• _Excerpt provided_
● ● ●

Exploring Satellite Embeddings with Google’s Alpha Earth

Introduction

Google’s Alpha Earth project represents a breakthrough in satellite imagery analysis by providing pre-trained deep learning embeddings of Earth’s surface. These embeddings capture rich semantic information about land use, vegetation, urban development, and environmental changes in a compact vector representation.

What are Satellite Embeddings?

Satellite embeddings are high-dimensional vector representations of satellite imagery patches that encode semantic meaning. Unlike raw RGB bands, these embeddings capture:

  • Land use patterns: Urban, agricultural, forest, water bodies
  • Temporal changes: Seasonal variations, development, deforestation
  • Spectral signatures: Beyond visible light, incorporating multispectral data
  • Spatial relationships: Context-aware features that understand neighboring regions

The Alpha Earth Dataset

Google’s Alpha Earth embeddings are derived from Sentinel-2 imagery using a self-supervised vision transformer model. Key features:

  • Global coverage: Annual embeddings from 2017-2024
  • 10m resolution: High-resolution analysis capabilities
  • Multi-temporal: Track changes over time
  • Ready-to-use: Pre-processed embeddings via Google Earth Engine

In this notebook, we’ll explore these powerful embeddings by analyzing temporal changes in Delhi, India’s capital region, demonstrating how satellite embeddings can reveal urban dynamics and environmental patterns over time.

● ● ●

• _Exercise requirements_
(1) Using the introduction on satellite embeddings, decide whether each statement agrees with it: (a) the Alpha Earth embeddings are derived from Landsat imagery; (b) annual embeddings are available from 2017 through 2024; (c) the notebook analyzes temporal changes in Mumbai. Answer yes or no for each and quote the deciding words.
(2) According to the introduction on satellite embeddings, what kind of model produces the Alpha Earth embeddings?

• _Source excerpt_

● ● ●

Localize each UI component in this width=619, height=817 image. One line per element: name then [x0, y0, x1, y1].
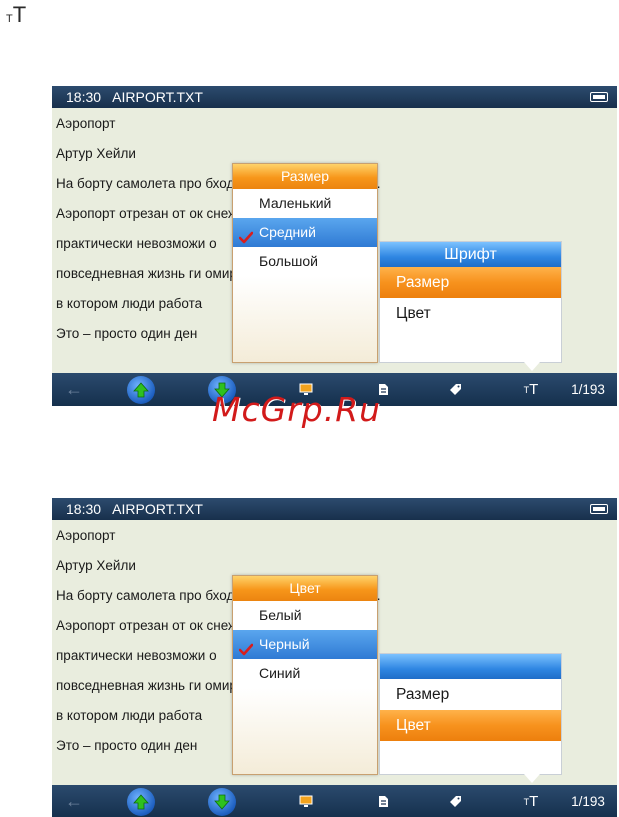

● ● ●

• _Outputs in order_
(1)
(a) No: "derived from Sentinel-2 imagery"
(b) Yes: "Annual embeddings from 2017-2024"
(c) No: "analyzing temporal changes in Delhi, India’s capital region"

(2) A self-supervised vision transformer model.